■ Exercise:
Look through the listing and locate every line containing the word "poziomu"; copy those lines.

(Dataset rows)
....

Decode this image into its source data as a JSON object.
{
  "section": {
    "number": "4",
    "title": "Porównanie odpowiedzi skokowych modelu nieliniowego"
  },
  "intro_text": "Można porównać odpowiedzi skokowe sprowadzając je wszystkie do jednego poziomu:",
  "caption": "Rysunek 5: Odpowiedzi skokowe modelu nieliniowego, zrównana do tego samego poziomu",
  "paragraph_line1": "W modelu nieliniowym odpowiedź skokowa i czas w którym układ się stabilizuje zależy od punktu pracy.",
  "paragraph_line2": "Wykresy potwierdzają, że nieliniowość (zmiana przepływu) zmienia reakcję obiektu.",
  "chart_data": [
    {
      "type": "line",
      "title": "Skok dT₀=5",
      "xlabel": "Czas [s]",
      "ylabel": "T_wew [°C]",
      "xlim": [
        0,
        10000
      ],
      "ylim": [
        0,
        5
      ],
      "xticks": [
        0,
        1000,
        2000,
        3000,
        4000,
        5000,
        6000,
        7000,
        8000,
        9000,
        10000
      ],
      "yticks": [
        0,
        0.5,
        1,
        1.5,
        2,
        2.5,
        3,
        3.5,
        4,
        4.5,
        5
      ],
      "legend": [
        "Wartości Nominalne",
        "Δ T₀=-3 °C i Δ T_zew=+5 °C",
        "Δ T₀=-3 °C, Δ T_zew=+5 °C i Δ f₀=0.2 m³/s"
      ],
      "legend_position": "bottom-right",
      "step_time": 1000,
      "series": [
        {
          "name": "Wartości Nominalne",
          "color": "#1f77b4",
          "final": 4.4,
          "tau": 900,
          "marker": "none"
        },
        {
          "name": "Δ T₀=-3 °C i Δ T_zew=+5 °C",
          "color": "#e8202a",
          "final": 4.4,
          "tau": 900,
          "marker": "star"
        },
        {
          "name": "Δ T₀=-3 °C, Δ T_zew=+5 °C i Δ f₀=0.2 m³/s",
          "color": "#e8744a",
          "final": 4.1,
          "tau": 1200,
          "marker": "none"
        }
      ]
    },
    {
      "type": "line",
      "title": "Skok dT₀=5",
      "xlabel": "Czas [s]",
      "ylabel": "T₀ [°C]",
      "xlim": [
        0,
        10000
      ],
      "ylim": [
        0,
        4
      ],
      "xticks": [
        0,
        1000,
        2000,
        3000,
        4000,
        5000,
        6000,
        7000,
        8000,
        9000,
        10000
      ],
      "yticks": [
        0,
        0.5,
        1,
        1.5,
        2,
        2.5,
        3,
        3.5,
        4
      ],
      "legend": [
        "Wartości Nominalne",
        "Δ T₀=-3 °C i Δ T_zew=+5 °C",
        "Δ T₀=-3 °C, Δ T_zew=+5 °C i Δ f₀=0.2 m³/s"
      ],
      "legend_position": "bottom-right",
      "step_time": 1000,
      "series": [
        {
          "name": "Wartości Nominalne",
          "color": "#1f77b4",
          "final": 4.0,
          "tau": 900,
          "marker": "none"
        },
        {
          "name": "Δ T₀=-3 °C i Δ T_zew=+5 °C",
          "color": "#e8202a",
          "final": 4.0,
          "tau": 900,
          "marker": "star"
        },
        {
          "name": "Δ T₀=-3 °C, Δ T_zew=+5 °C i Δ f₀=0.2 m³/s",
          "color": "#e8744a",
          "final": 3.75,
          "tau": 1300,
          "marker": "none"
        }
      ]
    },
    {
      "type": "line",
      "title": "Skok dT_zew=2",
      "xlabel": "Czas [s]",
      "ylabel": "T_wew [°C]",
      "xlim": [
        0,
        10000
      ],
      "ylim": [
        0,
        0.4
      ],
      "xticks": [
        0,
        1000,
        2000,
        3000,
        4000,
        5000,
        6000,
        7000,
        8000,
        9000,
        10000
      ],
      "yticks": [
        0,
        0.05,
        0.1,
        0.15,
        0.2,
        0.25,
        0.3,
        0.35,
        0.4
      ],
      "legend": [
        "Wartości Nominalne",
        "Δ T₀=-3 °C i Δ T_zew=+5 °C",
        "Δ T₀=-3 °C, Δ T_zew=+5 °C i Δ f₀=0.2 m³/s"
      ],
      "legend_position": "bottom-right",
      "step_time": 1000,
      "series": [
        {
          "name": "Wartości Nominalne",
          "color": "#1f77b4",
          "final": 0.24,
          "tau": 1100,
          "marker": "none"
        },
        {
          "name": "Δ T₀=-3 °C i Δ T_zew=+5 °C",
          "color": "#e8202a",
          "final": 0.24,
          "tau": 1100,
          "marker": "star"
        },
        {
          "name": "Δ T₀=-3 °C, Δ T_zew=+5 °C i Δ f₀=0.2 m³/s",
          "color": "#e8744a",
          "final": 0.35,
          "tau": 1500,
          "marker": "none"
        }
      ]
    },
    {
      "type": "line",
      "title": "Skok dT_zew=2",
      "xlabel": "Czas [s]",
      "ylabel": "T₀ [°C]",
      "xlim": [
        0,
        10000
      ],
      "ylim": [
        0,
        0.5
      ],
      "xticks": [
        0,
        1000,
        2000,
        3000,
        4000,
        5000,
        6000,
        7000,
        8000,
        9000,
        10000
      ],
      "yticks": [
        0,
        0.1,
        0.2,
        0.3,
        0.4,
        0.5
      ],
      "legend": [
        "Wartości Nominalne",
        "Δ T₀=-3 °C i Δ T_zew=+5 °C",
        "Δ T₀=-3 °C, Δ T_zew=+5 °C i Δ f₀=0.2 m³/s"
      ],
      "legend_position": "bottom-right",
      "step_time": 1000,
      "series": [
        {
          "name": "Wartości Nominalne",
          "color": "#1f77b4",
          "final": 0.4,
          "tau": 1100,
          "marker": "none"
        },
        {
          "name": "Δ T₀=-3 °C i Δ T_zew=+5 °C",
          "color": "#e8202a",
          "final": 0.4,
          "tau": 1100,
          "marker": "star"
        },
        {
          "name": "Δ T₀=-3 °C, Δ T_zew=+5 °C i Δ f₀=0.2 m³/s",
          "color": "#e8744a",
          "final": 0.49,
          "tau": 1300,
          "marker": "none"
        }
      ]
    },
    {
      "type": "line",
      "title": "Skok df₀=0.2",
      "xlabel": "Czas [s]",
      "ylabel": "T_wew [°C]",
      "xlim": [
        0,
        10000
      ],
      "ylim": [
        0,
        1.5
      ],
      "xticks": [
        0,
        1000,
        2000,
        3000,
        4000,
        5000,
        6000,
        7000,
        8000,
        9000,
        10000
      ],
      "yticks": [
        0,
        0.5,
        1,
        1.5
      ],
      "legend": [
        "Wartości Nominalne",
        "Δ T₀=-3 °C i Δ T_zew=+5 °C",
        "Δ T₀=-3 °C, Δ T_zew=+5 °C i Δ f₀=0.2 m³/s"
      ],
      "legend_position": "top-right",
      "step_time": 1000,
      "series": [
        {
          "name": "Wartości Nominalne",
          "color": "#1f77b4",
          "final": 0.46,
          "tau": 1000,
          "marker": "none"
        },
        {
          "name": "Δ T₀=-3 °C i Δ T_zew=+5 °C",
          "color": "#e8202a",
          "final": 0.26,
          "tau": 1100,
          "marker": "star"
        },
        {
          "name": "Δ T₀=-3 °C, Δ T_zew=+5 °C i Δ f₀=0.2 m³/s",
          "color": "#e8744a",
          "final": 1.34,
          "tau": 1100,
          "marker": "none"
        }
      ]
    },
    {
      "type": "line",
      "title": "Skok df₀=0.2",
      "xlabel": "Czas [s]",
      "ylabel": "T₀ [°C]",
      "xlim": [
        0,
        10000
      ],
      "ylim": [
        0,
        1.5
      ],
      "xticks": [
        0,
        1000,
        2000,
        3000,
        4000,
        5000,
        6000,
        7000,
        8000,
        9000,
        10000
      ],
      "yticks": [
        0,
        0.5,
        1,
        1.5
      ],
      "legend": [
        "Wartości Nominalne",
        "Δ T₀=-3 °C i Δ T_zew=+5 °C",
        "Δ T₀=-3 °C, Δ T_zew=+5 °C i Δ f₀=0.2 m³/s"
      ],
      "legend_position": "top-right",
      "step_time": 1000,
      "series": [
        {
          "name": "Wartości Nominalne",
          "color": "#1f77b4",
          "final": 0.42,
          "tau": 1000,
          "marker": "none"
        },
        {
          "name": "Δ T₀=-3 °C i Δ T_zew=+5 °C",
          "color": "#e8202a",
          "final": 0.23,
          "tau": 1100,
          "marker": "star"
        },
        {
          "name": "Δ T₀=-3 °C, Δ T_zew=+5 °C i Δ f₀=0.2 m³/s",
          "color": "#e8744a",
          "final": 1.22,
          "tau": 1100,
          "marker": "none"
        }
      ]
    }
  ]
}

....

■ Exercise solution:
  "intro_text": "Można porównać odpowiedzi skokowe sprowadzając je wszystkie do jednego poziomu:",
  "caption": "Rysunek 5: Odpowiedzi skokowe modelu nieliniowego, zrównana do tego samego poziomu",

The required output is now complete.